Input rows —

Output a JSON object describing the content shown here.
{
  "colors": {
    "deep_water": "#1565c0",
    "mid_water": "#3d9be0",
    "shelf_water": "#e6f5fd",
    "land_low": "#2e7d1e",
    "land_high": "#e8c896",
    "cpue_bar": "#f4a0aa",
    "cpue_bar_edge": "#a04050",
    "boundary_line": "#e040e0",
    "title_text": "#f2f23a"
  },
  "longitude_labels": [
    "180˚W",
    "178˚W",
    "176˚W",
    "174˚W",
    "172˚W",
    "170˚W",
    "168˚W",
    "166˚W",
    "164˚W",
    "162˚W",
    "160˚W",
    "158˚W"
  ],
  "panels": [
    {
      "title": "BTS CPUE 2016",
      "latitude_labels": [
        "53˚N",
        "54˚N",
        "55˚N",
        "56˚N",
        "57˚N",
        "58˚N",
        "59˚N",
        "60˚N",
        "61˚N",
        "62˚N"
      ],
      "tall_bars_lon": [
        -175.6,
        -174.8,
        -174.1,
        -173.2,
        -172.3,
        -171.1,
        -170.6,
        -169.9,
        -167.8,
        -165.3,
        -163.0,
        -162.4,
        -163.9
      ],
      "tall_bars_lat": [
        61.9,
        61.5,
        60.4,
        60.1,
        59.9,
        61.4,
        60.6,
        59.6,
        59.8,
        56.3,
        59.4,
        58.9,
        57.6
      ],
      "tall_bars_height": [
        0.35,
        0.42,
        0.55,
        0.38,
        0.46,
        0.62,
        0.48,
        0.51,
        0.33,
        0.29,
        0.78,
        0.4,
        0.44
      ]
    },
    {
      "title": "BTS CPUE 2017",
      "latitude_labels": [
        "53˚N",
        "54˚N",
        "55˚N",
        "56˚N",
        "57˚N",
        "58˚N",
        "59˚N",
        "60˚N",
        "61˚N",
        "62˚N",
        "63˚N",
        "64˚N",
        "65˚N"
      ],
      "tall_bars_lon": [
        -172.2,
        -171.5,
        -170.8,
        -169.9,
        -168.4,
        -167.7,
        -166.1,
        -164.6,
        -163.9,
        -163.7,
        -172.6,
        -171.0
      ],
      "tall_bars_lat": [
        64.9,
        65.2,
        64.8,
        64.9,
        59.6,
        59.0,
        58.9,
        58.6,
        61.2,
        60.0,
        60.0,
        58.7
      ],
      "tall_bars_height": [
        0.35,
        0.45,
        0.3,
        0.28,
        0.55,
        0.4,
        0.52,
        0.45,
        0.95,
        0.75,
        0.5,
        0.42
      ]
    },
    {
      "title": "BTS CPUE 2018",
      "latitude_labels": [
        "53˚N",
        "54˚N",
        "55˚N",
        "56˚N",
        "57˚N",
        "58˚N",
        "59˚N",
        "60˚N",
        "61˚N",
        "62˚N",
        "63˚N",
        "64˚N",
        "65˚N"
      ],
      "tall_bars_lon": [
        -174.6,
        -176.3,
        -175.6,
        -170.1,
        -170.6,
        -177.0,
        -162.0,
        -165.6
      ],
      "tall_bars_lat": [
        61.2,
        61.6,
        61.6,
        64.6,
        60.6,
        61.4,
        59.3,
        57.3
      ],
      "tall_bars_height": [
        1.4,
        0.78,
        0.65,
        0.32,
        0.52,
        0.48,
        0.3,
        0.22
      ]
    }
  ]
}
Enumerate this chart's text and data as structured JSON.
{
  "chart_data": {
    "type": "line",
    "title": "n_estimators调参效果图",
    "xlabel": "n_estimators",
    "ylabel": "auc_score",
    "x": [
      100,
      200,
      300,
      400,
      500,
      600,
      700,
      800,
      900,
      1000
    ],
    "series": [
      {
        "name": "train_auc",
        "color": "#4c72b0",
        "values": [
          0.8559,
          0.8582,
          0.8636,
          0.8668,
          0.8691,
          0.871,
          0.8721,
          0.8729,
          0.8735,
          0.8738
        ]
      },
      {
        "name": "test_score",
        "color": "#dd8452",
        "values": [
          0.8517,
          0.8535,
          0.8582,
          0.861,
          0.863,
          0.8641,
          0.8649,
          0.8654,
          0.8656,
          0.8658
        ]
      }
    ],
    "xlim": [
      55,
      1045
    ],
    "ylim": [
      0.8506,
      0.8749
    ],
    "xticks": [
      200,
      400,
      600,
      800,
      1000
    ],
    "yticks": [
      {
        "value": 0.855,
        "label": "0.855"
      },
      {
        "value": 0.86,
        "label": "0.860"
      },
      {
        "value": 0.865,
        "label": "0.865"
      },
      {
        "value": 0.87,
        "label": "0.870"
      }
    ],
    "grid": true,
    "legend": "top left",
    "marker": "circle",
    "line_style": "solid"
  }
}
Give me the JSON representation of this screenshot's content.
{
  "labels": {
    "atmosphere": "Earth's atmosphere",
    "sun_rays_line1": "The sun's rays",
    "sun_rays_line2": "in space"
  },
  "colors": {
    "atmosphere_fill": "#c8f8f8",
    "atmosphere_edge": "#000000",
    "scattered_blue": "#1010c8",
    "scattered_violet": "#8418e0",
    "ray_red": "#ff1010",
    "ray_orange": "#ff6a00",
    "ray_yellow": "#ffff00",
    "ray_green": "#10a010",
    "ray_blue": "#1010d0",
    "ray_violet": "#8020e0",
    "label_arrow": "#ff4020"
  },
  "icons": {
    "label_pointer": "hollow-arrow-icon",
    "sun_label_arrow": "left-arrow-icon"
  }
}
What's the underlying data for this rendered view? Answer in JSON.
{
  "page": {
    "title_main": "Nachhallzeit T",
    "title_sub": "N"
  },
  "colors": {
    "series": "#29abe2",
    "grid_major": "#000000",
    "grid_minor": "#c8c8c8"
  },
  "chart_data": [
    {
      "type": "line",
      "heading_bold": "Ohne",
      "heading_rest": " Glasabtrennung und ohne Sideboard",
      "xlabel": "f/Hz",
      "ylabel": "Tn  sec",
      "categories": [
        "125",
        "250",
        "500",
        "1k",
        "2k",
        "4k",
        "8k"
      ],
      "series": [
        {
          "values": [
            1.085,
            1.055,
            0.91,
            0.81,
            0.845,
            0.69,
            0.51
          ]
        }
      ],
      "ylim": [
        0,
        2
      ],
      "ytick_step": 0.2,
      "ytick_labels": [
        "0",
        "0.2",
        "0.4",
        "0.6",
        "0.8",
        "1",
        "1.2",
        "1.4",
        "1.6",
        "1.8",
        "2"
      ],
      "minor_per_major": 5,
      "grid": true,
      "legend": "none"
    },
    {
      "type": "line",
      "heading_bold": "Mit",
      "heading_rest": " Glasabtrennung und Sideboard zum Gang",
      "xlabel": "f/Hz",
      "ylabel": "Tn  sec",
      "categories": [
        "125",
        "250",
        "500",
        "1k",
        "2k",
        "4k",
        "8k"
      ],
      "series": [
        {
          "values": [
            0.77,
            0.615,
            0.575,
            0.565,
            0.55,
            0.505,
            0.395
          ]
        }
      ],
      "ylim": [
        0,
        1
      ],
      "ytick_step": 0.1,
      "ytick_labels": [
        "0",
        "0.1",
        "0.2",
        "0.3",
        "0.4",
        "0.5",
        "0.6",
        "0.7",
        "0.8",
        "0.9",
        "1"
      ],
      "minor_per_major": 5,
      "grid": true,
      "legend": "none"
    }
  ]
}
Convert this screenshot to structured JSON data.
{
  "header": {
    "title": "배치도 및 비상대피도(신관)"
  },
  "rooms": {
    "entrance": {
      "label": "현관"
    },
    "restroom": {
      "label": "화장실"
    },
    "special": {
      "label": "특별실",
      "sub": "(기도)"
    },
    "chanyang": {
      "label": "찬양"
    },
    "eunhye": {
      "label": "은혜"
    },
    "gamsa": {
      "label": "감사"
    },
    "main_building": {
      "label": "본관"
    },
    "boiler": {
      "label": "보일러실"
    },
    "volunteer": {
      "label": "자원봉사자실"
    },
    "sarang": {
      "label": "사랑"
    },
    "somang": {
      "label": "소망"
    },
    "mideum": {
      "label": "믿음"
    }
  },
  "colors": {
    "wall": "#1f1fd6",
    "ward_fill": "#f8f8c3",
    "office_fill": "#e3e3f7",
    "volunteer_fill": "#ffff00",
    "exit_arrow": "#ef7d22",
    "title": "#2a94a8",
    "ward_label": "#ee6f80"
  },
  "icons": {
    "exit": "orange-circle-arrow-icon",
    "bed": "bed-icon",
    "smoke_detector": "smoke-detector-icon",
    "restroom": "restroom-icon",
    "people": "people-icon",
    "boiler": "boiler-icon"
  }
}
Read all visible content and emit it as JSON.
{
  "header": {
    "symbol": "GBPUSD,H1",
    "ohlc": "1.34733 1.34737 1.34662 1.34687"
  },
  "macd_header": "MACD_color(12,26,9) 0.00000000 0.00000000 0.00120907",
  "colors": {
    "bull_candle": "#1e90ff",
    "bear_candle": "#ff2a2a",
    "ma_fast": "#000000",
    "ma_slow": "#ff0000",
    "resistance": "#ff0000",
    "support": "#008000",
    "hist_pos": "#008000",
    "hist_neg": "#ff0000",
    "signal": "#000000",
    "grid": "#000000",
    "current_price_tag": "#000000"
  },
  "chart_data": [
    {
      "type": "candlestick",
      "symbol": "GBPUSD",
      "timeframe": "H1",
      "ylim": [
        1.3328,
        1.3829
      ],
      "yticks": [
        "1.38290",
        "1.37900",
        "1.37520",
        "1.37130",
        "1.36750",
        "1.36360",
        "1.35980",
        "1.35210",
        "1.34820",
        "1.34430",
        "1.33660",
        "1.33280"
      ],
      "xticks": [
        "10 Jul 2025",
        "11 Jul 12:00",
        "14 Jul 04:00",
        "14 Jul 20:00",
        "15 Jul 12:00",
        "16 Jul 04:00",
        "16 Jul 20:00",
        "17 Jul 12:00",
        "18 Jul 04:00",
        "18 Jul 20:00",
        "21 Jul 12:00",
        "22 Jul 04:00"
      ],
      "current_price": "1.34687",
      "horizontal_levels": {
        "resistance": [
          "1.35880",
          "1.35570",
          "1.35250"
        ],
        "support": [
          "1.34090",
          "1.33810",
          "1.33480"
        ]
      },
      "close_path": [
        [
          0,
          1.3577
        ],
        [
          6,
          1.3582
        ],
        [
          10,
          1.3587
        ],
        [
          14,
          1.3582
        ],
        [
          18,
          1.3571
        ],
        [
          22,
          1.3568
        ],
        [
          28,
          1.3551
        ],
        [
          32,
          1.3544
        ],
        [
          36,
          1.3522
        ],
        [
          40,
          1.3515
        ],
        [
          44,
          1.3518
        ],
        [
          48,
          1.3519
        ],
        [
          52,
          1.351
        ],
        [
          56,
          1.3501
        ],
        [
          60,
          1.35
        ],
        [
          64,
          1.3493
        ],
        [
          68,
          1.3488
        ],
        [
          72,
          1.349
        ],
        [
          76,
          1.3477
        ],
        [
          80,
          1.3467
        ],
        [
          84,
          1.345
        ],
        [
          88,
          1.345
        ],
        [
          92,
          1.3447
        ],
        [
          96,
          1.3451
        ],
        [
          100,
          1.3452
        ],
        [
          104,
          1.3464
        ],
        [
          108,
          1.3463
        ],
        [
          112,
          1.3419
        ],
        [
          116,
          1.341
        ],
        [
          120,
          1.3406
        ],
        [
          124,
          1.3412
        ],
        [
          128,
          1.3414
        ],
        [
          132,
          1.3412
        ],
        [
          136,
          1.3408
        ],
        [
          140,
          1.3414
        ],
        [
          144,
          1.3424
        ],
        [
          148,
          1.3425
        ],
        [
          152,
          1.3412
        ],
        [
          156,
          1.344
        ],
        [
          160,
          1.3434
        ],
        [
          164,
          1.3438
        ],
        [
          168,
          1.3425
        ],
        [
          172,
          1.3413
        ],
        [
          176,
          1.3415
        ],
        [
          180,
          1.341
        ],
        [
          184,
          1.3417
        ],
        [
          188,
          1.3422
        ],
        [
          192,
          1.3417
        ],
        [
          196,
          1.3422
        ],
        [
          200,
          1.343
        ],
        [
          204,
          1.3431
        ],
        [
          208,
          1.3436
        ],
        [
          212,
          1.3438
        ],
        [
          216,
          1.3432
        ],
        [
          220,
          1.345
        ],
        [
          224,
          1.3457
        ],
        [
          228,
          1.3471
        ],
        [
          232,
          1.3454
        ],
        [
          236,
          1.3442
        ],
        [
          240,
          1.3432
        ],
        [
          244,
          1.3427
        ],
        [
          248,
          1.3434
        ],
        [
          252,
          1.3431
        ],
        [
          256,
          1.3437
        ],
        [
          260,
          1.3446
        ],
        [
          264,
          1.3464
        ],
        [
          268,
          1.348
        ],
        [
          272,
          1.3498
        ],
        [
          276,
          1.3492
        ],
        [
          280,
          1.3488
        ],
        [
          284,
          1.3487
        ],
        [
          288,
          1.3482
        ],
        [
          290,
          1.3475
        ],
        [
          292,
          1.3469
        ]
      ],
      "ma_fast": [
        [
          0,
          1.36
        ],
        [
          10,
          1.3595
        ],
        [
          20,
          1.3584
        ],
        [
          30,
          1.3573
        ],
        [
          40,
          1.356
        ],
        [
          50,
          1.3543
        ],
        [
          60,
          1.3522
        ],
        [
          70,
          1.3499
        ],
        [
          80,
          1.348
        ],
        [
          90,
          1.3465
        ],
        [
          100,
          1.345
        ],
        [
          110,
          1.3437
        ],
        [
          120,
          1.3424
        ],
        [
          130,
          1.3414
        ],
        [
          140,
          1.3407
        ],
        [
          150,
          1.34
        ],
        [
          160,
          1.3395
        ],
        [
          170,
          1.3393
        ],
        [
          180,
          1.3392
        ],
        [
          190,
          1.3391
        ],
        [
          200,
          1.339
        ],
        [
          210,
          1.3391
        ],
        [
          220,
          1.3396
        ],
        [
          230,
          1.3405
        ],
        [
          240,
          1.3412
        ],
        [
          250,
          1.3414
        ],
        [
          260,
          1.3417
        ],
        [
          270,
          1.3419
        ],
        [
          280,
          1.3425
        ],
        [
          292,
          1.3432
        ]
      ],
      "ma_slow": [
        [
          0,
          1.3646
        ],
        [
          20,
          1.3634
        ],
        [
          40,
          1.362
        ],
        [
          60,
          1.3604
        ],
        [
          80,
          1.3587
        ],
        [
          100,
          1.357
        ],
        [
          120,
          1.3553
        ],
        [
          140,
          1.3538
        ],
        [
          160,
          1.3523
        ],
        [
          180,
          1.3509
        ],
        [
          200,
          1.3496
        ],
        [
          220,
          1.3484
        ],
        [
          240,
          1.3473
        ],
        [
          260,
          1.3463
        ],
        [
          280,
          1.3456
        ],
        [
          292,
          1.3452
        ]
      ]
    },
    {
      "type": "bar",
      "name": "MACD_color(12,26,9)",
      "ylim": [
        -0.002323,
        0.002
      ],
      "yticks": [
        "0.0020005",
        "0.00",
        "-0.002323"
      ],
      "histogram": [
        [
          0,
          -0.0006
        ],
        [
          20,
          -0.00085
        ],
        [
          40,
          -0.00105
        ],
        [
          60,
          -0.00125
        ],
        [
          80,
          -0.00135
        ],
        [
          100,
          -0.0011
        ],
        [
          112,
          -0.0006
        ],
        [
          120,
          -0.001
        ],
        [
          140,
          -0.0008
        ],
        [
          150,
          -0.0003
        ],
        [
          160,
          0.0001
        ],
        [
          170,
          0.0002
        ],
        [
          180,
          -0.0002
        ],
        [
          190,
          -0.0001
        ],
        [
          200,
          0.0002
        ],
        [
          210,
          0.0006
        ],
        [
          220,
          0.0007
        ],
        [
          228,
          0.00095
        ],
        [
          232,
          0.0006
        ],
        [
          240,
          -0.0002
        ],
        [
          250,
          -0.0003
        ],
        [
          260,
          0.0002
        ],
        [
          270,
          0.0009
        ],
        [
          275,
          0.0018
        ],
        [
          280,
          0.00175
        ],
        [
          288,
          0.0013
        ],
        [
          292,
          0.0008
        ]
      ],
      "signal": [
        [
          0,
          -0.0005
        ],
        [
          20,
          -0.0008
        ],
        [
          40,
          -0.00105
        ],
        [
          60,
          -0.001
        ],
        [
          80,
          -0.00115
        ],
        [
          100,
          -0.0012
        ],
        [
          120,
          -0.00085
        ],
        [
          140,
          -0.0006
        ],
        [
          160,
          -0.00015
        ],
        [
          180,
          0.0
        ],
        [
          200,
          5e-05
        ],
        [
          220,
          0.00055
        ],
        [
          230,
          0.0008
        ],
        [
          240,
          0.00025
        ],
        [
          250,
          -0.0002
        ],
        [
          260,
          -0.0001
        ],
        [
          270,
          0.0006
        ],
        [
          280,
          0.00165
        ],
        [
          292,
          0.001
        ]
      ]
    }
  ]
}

Exercise objective — Each line above that includes "series" should be shown.

Output for this task —
    "series": [
    "series": "#29abe2",
      "series": [
      "series": [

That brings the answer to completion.